PROMPT:
Find and copy lines holding "name".

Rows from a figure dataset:
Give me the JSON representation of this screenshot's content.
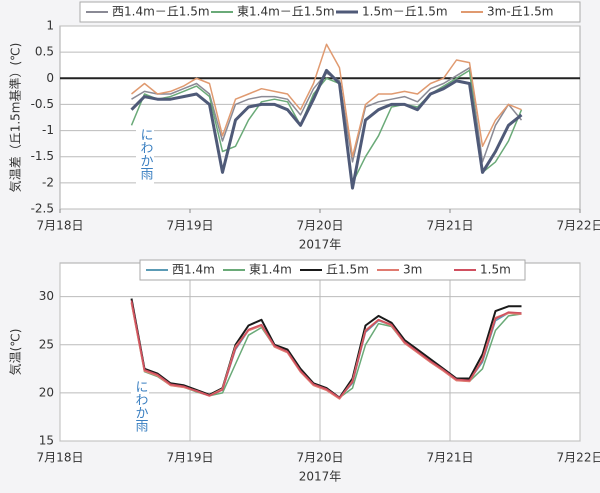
{
  "chart_data": [
    {
      "type": "line",
      "y_label": "気温差（丘1.5m基準）(℃)",
      "x_label": "2017年",
      "annotation": "にわか雨",
      "xlim": [
        18,
        22
      ],
      "ylim": [
        -2.5,
        1
      ],
      "xticks": [
        {
          "value": 18,
          "label": "7月18日"
        },
        {
          "value": 19,
          "label": "7月19日"
        },
        {
          "value": 20,
          "label": "7月20日"
        },
        {
          "value": 21,
          "label": "7月21日"
        },
        {
          "value": 22,
          "label": "7月22日"
        }
      ],
      "yticks": [
        -2.5,
        -2,
        -1.5,
        -1,
        -0.5,
        0,
        0.5,
        1
      ],
      "grid": "y",
      "x": [
        18.55,
        18.65,
        18.75,
        18.85,
        18.95,
        19.05,
        19.15,
        19.25,
        19.35,
        19.45,
        19.55,
        19.65,
        19.75,
        19.85,
        19.95,
        20.05,
        20.15,
        20.25,
        20.35,
        20.45,
        20.55,
        20.65,
        20.75,
        20.85,
        20.95,
        21.05,
        21.15,
        21.25,
        21.35,
        21.45,
        21.55
      ],
      "series": [
        {
          "name": "西1.4m－丘1.5m",
          "color": "#8a8a95",
          "width": 1.5,
          "values": [
            -0.4,
            -0.25,
            -0.3,
            -0.3,
            -0.2,
            -0.1,
            -0.3,
            -1.2,
            -0.5,
            -0.4,
            -0.35,
            -0.35,
            -0.4,
            -0.7,
            -0.2,
            0.1,
            -0.05,
            -1.6,
            -0.55,
            -0.45,
            -0.4,
            -0.35,
            -0.45,
            -0.2,
            -0.1,
            0.05,
            0.2,
            -1.6,
            -0.9,
            -0.5,
            -0.8
          ]
        },
        {
          "name": "東1.4m－丘1.5m",
          "color": "#6aaa78",
          "width": 1.5,
          "values": [
            -0.9,
            -0.3,
            -0.4,
            -0.35,
            -0.25,
            -0.15,
            -0.35,
            -1.4,
            -1.3,
            -0.8,
            -0.45,
            -0.4,
            -0.45,
            -0.9,
            -0.3,
            0.0,
            -0.1,
            -2.0,
            -1.5,
            -1.1,
            -0.55,
            -0.5,
            -0.55,
            -0.3,
            -0.15,
            0.0,
            0.15,
            -1.8,
            -1.6,
            -1.2,
            -0.6
          ]
        },
        {
          "name": "1.5m－丘1.5m",
          "color": "#4f5a78",
          "width": 3,
          "values": [
            -0.6,
            -0.35,
            -0.4,
            -0.4,
            -0.35,
            -0.3,
            -0.5,
            -1.8,
            -0.8,
            -0.55,
            -0.5,
            -0.5,
            -0.6,
            -0.9,
            -0.4,
            0.15,
            -0.1,
            -2.1,
            -0.8,
            -0.6,
            -0.5,
            -0.5,
            -0.6,
            -0.3,
            -0.2,
            -0.05,
            -0.1,
            -1.8,
            -1.4,
            -0.9,
            -0.7
          ]
        },
        {
          "name": "3m-丘1.5m",
          "color": "#e09a70",
          "width": 1.5,
          "values": [
            -0.3,
            -0.1,
            -0.3,
            -0.25,
            -0.15,
            0.0,
            -0.1,
            -1.1,
            -0.4,
            -0.3,
            -0.2,
            -0.25,
            -0.3,
            -0.6,
            -0.1,
            0.65,
            0.2,
            -1.5,
            -0.5,
            -0.3,
            -0.3,
            -0.25,
            -0.3,
            -0.1,
            0.0,
            0.35,
            0.3,
            -1.3,
            -0.8,
            -0.5,
            -0.6
          ]
        }
      ]
    },
    {
      "type": "line",
      "y_label": "気温(℃)",
      "x_label": "2017年",
      "annotation": "にわか雨",
      "xlim": [
        18,
        22
      ],
      "ylim": [
        15,
        33.5
      ],
      "xticks": [
        {
          "value": 18,
          "label": "7月18日"
        },
        {
          "value": 19,
          "label": "7月19日"
        },
        {
          "value": 20,
          "label": "7月20日"
        },
        {
          "value": 21,
          "label": "7月21日"
        },
        {
          "value": 22,
          "label": "7月22日"
        }
      ],
      "yticks": [
        15,
        20,
        25,
        30
      ],
      "grid": "both",
      "x": [
        18.55,
        18.65,
        18.75,
        18.85,
        18.95,
        19.05,
        19.15,
        19.25,
        19.35,
        19.45,
        19.55,
        19.65,
        19.75,
        19.85,
        19.95,
        20.05,
        20.15,
        20.25,
        20.35,
        20.45,
        20.55,
        20.65,
        20.75,
        20.85,
        20.95,
        21.05,
        21.15,
        21.25,
        21.35,
        21.45,
        21.55
      ],
      "series": [
        {
          "name": "西1.4m",
          "color": "#5b9bb5",
          "width": 1.5,
          "values": [
            29.5,
            22.3,
            21.8,
            20.9,
            20.7,
            20.2,
            19.8,
            20.3,
            24.5,
            26.5,
            27,
            24.8,
            24.2,
            22.3,
            20.9,
            20.4,
            19.5,
            21,
            26.3,
            27.5,
            27,
            25.2,
            24.3,
            23.3,
            22.4,
            21.4,
            21.3,
            23.2,
            27.5,
            28.3,
            28.3
          ]
        },
        {
          "name": "東1.4m",
          "color": "#6aaa78",
          "width": 1.5,
          "values": [
            29.3,
            22.2,
            21.7,
            20.8,
            20.6,
            20.1,
            19.7,
            20,
            23,
            26,
            26.8,
            24.8,
            24.2,
            22.2,
            20.8,
            20.3,
            19.5,
            20.5,
            25,
            27.2,
            26.9,
            25.2,
            24.2,
            23.2,
            22.3,
            21.3,
            21.2,
            22.5,
            26.5,
            28,
            28.2
          ]
        },
        {
          "name": "丘1.5m",
          "color": "#1a1a1a",
          "width": 2,
          "values": [
            29.8,
            22.5,
            22,
            21,
            20.8,
            20.3,
            19.8,
            20.5,
            25,
            27,
            27.6,
            25,
            24.5,
            22.5,
            21,
            20.5,
            19.5,
            21.5,
            27,
            28,
            27.3,
            25.5,
            24.5,
            23.5,
            22.5,
            21.5,
            21.5,
            24,
            28.5,
            29,
            29
          ]
        },
        {
          "name": "3m",
          "color": "#e07a70",
          "width": 2,
          "values": [
            29.4,
            22.3,
            21.8,
            20.8,
            20.6,
            20.2,
            19.7,
            20.4,
            24.8,
            26.5,
            27,
            24.8,
            24.2,
            22.2,
            20.8,
            20.3,
            19.4,
            21.2,
            26.5,
            27.6,
            27,
            25.2,
            24.2,
            23.2,
            22.3,
            21.3,
            21.2,
            23.5,
            27.8,
            28.3,
            28.2
          ]
        },
        {
          "name": "1.5m",
          "color": "#d05060",
          "width": 1.5,
          "values": [
            29.6,
            22.4,
            21.9,
            20.9,
            20.7,
            20.2,
            19.7,
            20.3,
            24.6,
            26.6,
            27.1,
            24.9,
            24.3,
            22.3,
            20.9,
            20.4,
            19.5,
            21.1,
            26.4,
            27.6,
            27.1,
            25.3,
            24.3,
            23.3,
            22.4,
            21.4,
            21.3,
            23.4,
            27.7,
            28.4,
            28.3
          ]
        }
      ]
    }
  ]
}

PROBLEM SOLUTION:
          "name": "西1.4m－丘1.5m",
          "name": "東1.4m－丘1.5m",
          "name": "1.5m－丘1.5m",
          "name": "3m-丘1.5m",
          "name": "西1.4m",
          "name": "東1.4m",
          "name": "丘1.5m",
          "name": "3m",
          "name": "1.5m",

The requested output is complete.